◆ What you will do:
Please reproduce the material below word for word, leaving the pictures out of your answer.

◆ Region and label listings:
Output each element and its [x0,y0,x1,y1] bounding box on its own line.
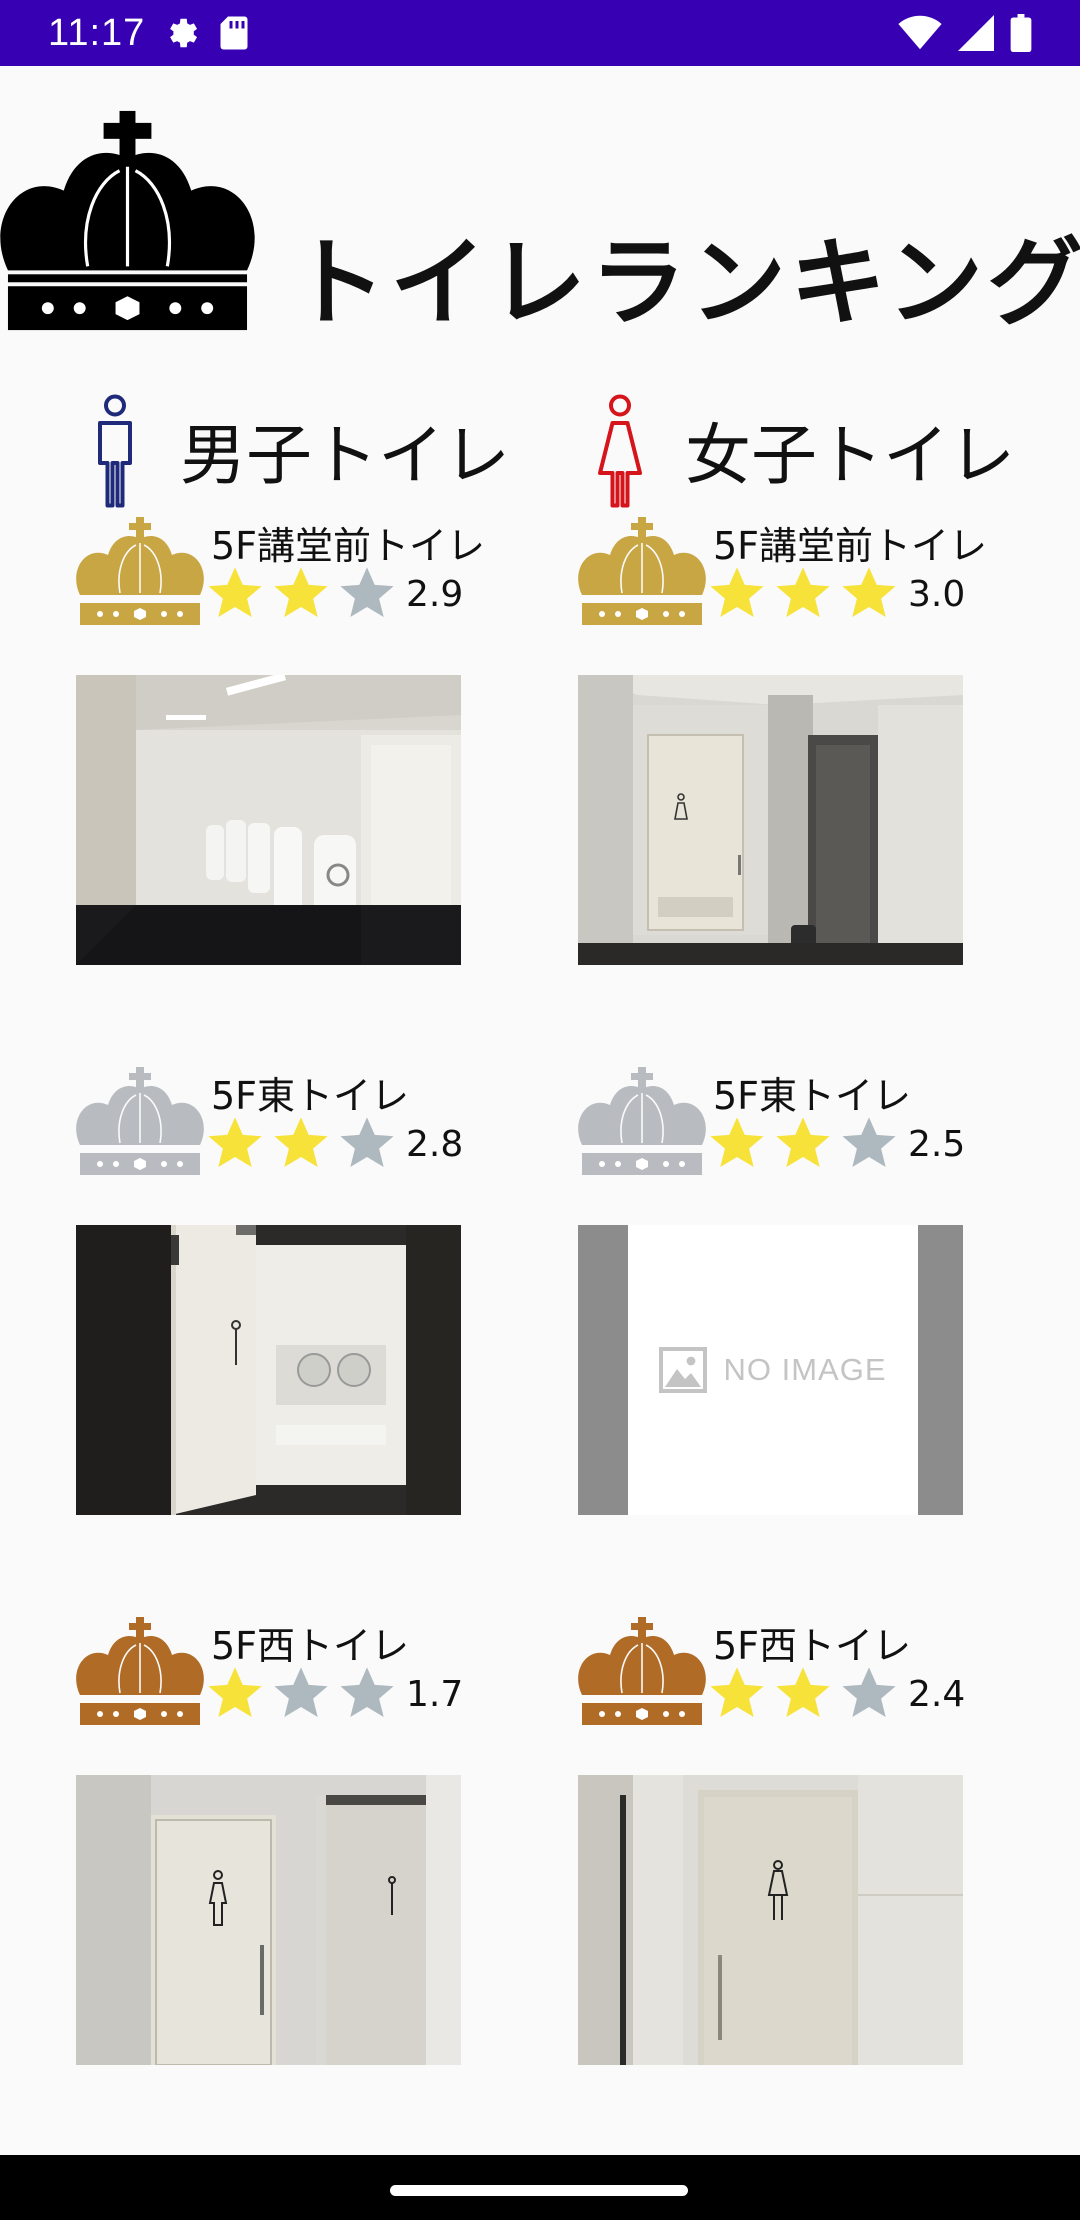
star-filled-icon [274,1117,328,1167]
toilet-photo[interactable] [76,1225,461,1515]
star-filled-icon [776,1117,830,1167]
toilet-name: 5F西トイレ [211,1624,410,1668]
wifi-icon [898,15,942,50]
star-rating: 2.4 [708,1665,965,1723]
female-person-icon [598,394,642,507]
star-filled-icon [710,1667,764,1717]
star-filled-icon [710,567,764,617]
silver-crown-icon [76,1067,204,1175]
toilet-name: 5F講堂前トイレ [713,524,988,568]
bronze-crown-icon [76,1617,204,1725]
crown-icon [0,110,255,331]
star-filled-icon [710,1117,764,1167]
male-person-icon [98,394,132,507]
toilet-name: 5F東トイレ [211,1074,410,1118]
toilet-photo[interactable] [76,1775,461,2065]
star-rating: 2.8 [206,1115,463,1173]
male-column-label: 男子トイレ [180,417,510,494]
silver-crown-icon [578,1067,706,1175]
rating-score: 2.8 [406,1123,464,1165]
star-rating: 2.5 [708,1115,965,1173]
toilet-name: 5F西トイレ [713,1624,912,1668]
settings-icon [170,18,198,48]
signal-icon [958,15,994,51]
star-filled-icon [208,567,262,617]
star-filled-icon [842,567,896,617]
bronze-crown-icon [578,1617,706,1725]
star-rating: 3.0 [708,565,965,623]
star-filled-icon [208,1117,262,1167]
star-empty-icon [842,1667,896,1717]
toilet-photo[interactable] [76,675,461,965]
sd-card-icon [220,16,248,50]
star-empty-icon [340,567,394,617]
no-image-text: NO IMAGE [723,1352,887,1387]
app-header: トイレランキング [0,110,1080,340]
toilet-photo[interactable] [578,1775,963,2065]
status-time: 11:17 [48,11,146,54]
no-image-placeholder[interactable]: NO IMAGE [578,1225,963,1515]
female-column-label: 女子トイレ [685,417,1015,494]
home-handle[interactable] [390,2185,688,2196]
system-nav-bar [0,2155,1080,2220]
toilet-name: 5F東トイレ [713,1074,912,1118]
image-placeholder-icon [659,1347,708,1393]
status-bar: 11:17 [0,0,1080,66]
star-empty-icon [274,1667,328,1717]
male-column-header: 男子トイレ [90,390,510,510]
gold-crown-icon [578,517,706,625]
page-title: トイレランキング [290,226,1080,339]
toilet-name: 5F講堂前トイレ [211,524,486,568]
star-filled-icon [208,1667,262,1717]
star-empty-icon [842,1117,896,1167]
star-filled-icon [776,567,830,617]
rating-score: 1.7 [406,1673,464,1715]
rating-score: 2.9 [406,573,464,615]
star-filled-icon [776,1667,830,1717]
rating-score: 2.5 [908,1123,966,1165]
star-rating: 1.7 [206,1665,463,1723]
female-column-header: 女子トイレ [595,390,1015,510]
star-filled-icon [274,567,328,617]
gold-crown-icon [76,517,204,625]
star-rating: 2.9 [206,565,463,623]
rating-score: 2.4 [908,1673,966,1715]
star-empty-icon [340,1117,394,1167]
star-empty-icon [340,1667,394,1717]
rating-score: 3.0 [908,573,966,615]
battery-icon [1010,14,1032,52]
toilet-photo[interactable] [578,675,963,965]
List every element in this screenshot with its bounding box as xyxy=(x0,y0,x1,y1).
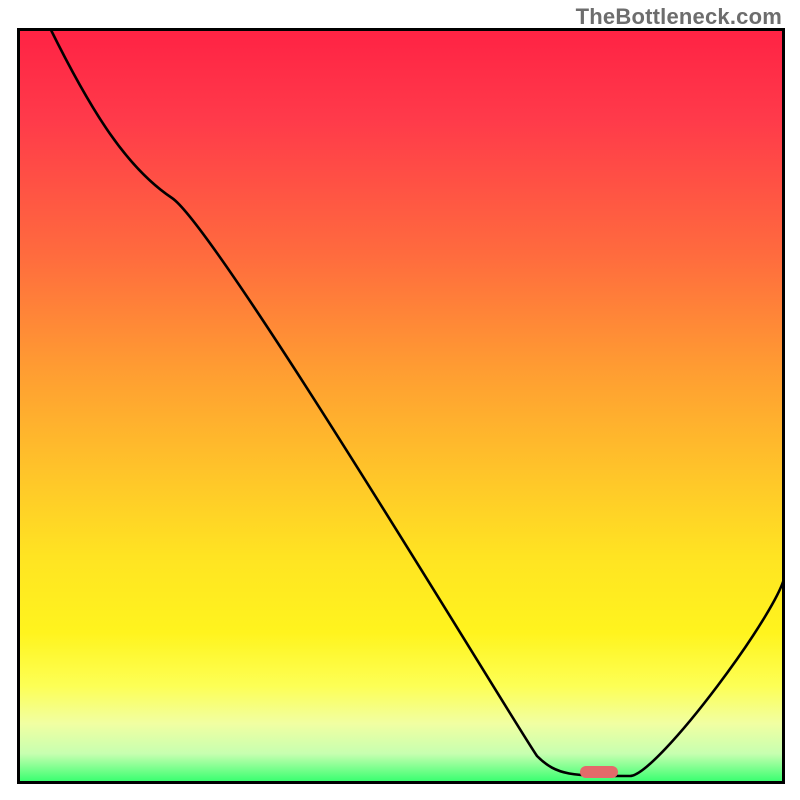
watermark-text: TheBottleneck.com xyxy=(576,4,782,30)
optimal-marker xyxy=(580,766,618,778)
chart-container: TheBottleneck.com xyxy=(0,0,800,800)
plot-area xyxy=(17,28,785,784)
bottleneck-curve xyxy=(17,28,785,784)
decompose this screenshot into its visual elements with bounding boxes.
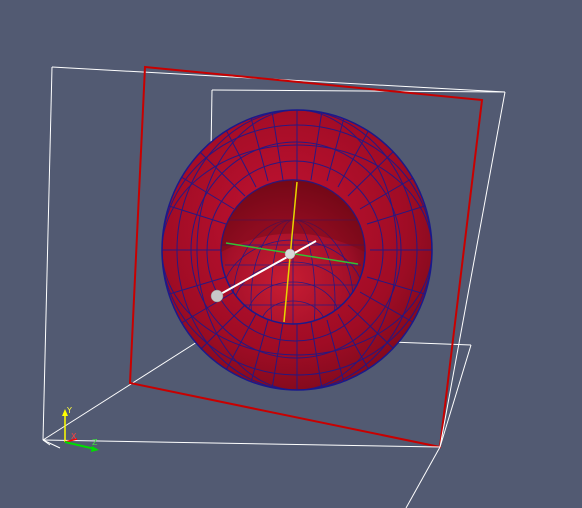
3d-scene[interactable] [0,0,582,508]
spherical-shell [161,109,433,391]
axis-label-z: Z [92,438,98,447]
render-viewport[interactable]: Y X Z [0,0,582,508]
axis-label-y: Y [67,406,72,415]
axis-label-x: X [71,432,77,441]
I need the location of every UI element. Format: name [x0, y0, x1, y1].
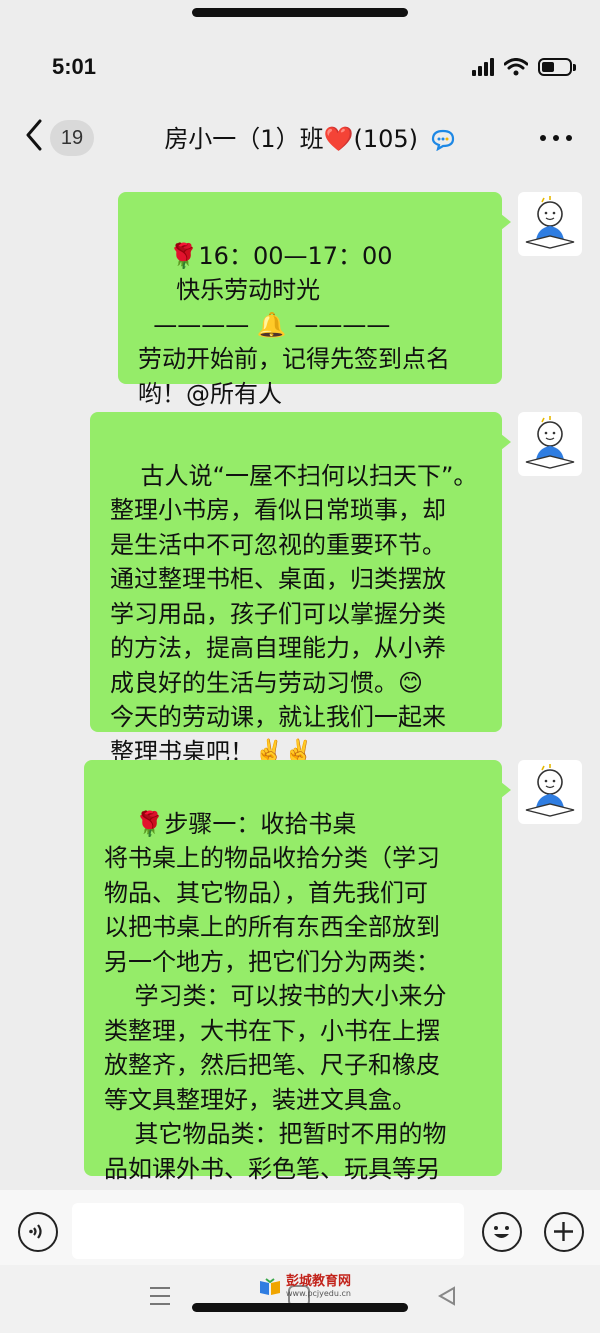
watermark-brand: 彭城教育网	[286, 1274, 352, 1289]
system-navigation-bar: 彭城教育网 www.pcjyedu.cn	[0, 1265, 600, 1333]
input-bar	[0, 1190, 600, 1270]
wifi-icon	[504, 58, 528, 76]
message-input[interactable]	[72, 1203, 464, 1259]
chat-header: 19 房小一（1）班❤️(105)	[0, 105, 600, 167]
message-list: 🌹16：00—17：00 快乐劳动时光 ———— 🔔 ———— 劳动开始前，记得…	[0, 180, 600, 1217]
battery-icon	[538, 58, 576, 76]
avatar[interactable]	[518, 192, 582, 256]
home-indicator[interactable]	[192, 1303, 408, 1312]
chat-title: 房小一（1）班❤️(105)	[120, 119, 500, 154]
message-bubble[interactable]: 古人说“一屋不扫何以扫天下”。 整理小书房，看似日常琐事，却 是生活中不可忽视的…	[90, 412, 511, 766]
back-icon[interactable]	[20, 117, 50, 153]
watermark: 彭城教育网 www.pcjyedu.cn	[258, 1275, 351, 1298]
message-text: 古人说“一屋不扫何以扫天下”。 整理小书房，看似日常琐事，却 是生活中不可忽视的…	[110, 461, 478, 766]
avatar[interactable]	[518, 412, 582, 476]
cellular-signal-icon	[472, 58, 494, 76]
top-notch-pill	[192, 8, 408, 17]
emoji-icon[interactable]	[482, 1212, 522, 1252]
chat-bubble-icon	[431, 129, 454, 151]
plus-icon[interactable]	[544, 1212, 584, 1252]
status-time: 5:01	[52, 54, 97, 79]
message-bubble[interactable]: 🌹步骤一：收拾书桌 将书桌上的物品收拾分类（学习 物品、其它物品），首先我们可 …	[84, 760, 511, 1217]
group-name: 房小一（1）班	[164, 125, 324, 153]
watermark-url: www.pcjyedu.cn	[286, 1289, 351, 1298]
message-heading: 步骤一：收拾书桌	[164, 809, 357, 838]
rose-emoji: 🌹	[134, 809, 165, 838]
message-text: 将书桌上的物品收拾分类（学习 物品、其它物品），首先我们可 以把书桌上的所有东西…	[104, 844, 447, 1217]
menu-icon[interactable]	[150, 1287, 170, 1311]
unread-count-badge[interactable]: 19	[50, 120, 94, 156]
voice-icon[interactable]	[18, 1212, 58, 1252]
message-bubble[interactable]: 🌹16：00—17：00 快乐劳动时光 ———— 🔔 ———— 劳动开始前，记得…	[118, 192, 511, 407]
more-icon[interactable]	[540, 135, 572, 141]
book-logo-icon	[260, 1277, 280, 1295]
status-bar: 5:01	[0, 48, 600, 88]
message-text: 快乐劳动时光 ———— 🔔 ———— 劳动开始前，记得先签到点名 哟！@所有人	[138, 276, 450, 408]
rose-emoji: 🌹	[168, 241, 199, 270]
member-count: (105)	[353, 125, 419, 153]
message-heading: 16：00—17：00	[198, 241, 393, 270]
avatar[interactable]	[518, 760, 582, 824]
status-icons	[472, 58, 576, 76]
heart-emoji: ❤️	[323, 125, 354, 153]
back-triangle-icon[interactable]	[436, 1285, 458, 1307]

◆ Solution:
Output each element and its [x0,y0,x1,y1] bounding box on its own line.
star-filled-icon [274,1117,328,1167]
toilet-photo[interactable] [76,1225,461,1515]
star-filled-icon [776,1117,830,1167]
toilet-name: 5F西トイレ [211,1624,410,1668]
wifi-icon [898,15,942,50]
star-rating: 2.4 [708,1665,965,1723]
female-person-icon [598,394,642,507]
star-filled-icon [710,1667,764,1717]
star-filled-icon [710,567,764,617]
silver-crown-icon [76,1067,204,1175]
toilet-name: 5F講堂前トイレ [713,524,988,568]
bronze-crown-icon [76,1617,204,1725]
crown-icon [0,110,255,331]
star-filled-icon [710,1117,764,1167]
male-person-icon [98,394,132,507]
toilet-name: 5F東トイレ [211,1074,410,1118]
toilet-photo[interactable] [76,1775,461,2065]
star-rating: 2.8 [206,1115,463,1173]
male-column-label: 男子トイレ [180,417,510,494]
silver-crown-icon [578,1067,706,1175]
rating-score: 2.8 [406,1123,464,1165]
star-rating: 2.5 [708,1115,965,1173]
toilet-name: 5F西トイレ [713,1624,912,1668]
settings-icon [170,18,198,48]
signal-icon [958,15,994,51]
star-filled-icon [208,567,262,617]
star-filled-icon [842,567,896,617]
bronze-crown-icon [578,1617,706,1725]
star-rating: 3.0 [708,565,965,623]
star-filled-icon [208,1117,262,1167]
star-empty-icon [842,1667,896,1717]
toilet-photo[interactable] [76,675,461,965]
sd-card-icon [220,16,248,50]
star-empty-icon [340,567,394,617]
no-image-text: NO IMAGE [723,1352,887,1387]
app-header: トイレランキング [0,110,1080,340]
toilet-photo[interactable] [578,1775,963,2065]
status-time: 11:17 [48,11,146,54]
no-image-placeholder[interactable]: NO IMAGE [578,1225,963,1515]
female-column-label: 女子トイレ [685,417,1015,494]
home-handle[interactable] [390,2185,688,2196]
system-nav-bar [0,2155,1080,2220]
toilet-name: 5F東トイレ [713,1074,912,1118]
image-placeholder-icon [659,1347,708,1393]
status-bar: 11:17 [0,0,1080,66]
star-empty-icon [274,1667,328,1717]
male-column-header: 男子トイレ [90,390,510,510]
gold-crown-icon [578,517,706,625]
page-title: トイレランキング [290,226,1080,339]
toilet-name: 5F講堂前トイレ [211,524,486,568]
star-filled-icon [208,1667,262,1717]
star-empty-icon [842,1117,896,1167]
star-filled-icon [776,567,830,617]
rating-score: 1.7 [406,1673,464,1715]
rating-score: 2.9 [406,573,464,615]
star-filled-icon [776,1667,830,1717]
rating-score: 2.5 [908,1123,966,1165]
star-rating: 1.7 [206,1665,463,1723]
female-column-header: 女子トイレ [595,390,1015,510]
star-filled-icon [274,567,328,617]
gold-crown-icon [76,517,204,625]
star-rating: 2.9 [206,565,463,623]
rating-score: 2.4 [908,1673,966,1715]
star-empty-icon [340,1117,394,1167]
star-empty-icon [340,1667,394,1717]
rating-score: 3.0 [908,573,966,615]
battery-icon [1010,14,1032,52]
toilet-photo[interactable] [578,675,963,965]
List every element in this screenshot with its bounding box as xyxy=(x0,y0,x1,y1).
watermark-text: TheBottleneck.com xyxy=(576,4,782,30)
optimal-marker xyxy=(580,766,618,778)
chart-container: TheBottleneck.com xyxy=(0,0,800,800)
plot-area xyxy=(17,28,785,784)
bottleneck-curve xyxy=(17,28,785,784)
decompose this screenshot into its visual elements with bounding boxes.
3d-scene[interactable] [0,0,582,508]
spherical-shell [161,109,433,391]
axis-label-z: Z [92,438,98,447]
render-viewport[interactable]: Y X Z [0,0,582,508]
axis-label-y: Y [67,406,72,415]
axis-label-x: X [71,432,77,441]
I need the location of every UI element. Format: name [x0, y0, x1, y1].
watermark-brand: 彭城教育网	[286, 1274, 352, 1289]
system-navigation-bar: 彭城教育网 www.pcjyedu.cn	[0, 1265, 600, 1333]
input-bar	[0, 1190, 600, 1270]
wifi-icon	[504, 58, 528, 76]
message-input[interactable]	[72, 1203, 464, 1259]
chat-header: 19 房小一（1）班❤️(105)	[0, 105, 600, 167]
message-list: 🌹16：00—17：00 快乐劳动时光 ———— 🔔 ———— 劳动开始前，记得…	[0, 180, 600, 1217]
battery-icon	[538, 58, 576, 76]
avatar[interactable]	[518, 192, 582, 256]
home-indicator[interactable]	[192, 1303, 408, 1312]
chat-title: 房小一（1）班❤️(105)	[120, 119, 500, 154]
message-bubble[interactable]: 古人说“一屋不扫何以扫天下”。 整理小书房，看似日常琐事，却 是生活中不可忽视的…	[90, 412, 511, 766]
back-icon[interactable]	[20, 117, 50, 153]
watermark: 彭城教育网 www.pcjyedu.cn	[258, 1275, 351, 1298]
message-text: 古人说“一屋不扫何以扫天下”。 整理小书房，看似日常琐事，却 是生活中不可忽视的…	[110, 461, 478, 766]
avatar[interactable]	[518, 412, 582, 476]
cellular-signal-icon	[472, 58, 494, 76]
top-notch-pill	[192, 8, 408, 17]
emoji-icon[interactable]	[482, 1212, 522, 1252]
chat-bubble-icon	[431, 129, 454, 151]
plus-icon[interactable]	[544, 1212, 584, 1252]
status-time: 5:01	[52, 54, 97, 79]
message-bubble[interactable]: 🌹步骤一：收拾书桌 将书桌上的物品收拾分类（学习 物品、其它物品），首先我们可 …	[84, 760, 511, 1217]
group-name: 房小一（1）班	[164, 125, 324, 153]
watermark-url: www.pcjyedu.cn	[286, 1289, 351, 1298]
message-heading: 步骤一：收拾书桌	[164, 809, 357, 838]
rose-emoji: 🌹	[134, 809, 165, 838]
message-text: 将书桌上的物品收拾分类（学习 物品、其它物品），首先我们可 以把书桌上的所有东西…	[104, 844, 447, 1217]
menu-icon[interactable]	[150, 1287, 170, 1311]
unread-count-badge[interactable]: 19	[50, 120, 94, 156]
voice-icon[interactable]	[18, 1212, 58, 1252]
message-bubble[interactable]: 🌹16：00—17：00 快乐劳动时光 ———— 🔔 ———— 劳动开始前，记得…	[118, 192, 511, 407]
more-icon[interactable]	[540, 135, 572, 141]
book-logo-icon	[260, 1277, 280, 1295]
status-bar: 5:01	[0, 48, 600, 88]
message-text: 快乐劳动时光 ———— 🔔 ———— 劳动开始前，记得先签到点名 哟！@所有人	[138, 276, 450, 408]
rose-emoji: 🌹	[168, 241, 199, 270]
member-count: (105)	[353, 125, 419, 153]
message-heading: 16：00—17：00	[198, 241, 393, 270]
avatar[interactable]	[518, 760, 582, 824]
status-icons	[472, 58, 576, 76]
heart-emoji: ❤️	[323, 125, 354, 153]
back-triangle-icon[interactable]	[436, 1285, 458, 1307]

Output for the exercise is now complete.